Given problem: Write out all the entries word for word and omit any pictures.

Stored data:
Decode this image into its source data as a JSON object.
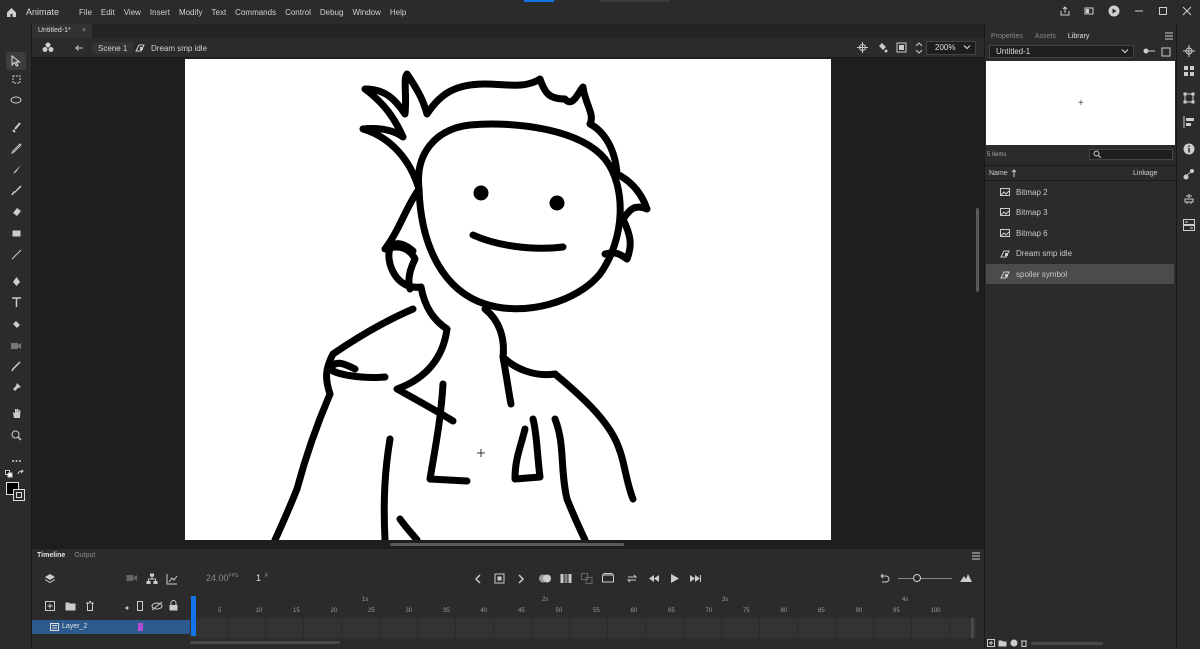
{
  "app": {
    "name": "Animate",
    "menus": [
      "File",
      "Edit",
      "View",
      "Insert",
      "Modify",
      "Text",
      "Commands",
      "Control",
      "Debug",
      "Window",
      "Help"
    ]
  },
  "document": {
    "tab_label": "Untitled-1*",
    "scene_label": "Scene 1",
    "symbol_label": "Dream smp idle",
    "zoom": "200%"
  },
  "right_panel": {
    "tabs": [
      "Properties",
      "Assets",
      "Library"
    ],
    "active_tab": "Library",
    "library_doc": "Untitled-1",
    "item_count": "5 items",
    "col_name": "Name",
    "col_linkage": "Linkage",
    "items": [
      {
        "label": "Bitmap 2",
        "icon": "bitmap-icon"
      },
      {
        "label": "Bitmap 3",
        "icon": "bitmap-icon"
      },
      {
        "label": "Bitmap 6",
        "icon": "bitmap-icon"
      },
      {
        "label": "Dream smp idle",
        "icon": "movieclip-icon"
      },
      {
        "label": "spoiler symbol",
        "icon": "movieclip-icon",
        "selected": true
      }
    ]
  },
  "timeline": {
    "tabs": [
      "Timeline",
      "Output"
    ],
    "active_tab": "Timeline",
    "fps": "24.00",
    "fps_unit": "FPS",
    "current_frame": "1",
    "frame_unit": "F",
    "layer_name": "Layer_2",
    "ruler_numbers": [
      "5",
      "10",
      "15",
      "20",
      "25",
      "30",
      "35",
      "40",
      "45",
      "50",
      "55",
      "60",
      "65",
      "70",
      "75",
      "80",
      "85",
      "90",
      "95",
      "100"
    ],
    "ruler_seconds": [
      "1s",
      "2s",
      "3s",
      "4s"
    ]
  },
  "colors": {
    "accent": "#1473e6",
    "stage": "#ffffff",
    "panel": "#2b2b2b",
    "layer_highlight": "#2d5a8c"
  }
}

Answer in full:
Decode this image into its source data as a JSON object.
{
  "app": {
    "name": "Animate",
    "menus": [
      "File",
      "Edit",
      "View",
      "Insert",
      "Modify",
      "Text",
      "Commands",
      "Control",
      "Debug",
      "Window",
      "Help"
    ]
  },
  "document": {
    "tab_label": "Untitled-1*",
    "scene_label": "Scene 1",
    "symbol_label": "Dream smp idle",
    "zoom": "200%"
  },
  "right_panel": {
    "tabs": [
      "Properties",
      "Assets",
      "Library"
    ],
    "active_tab": "Library",
    "library_doc": "Untitled-1",
    "item_count": "5 items",
    "col_name": "Name",
    "col_linkage": "Linkage",
    "items": [
      {
        "label": "Bitmap 2",
        "icon": "bitmap-icon"
      },
      {
        "label": "Bitmap 3",
        "icon": "bitmap-icon"
      },
      {
        "label": "Bitmap 6",
        "icon": "bitmap-icon"
      },
      {
        "label": "Dream smp idle",
        "icon": "movieclip-icon"
      },
      {
        "label": "spoiler symbol",
        "icon": "movieclip-icon",
        "selected": true
      }
    ]
  },
  "timeline": {
    "tabs": [
      "Timeline",
      "Output"
    ],
    "active_tab": "Timeline",
    "fps": "24.00",
    "fps_unit": "FPS",
    "current_frame": "1",
    "frame_unit": "F",
    "layer_name": "Layer_2",
    "ruler_numbers": [
      "5",
      "10",
      "15",
      "20",
      "25",
      "30",
      "35",
      "40",
      "45",
      "50",
      "55",
      "60",
      "65",
      "70",
      "75",
      "80",
      "85",
      "90",
      "95",
      "100"
    ],
    "ruler_seconds": [
      "1s",
      "2s",
      "3s",
      "4s"
    ]
  },
  "colors": {
    "accent": "#1473e6",
    "stage": "#ffffff",
    "panel": "#2b2b2b",
    "layer_highlight": "#2d5a8c"
  }
}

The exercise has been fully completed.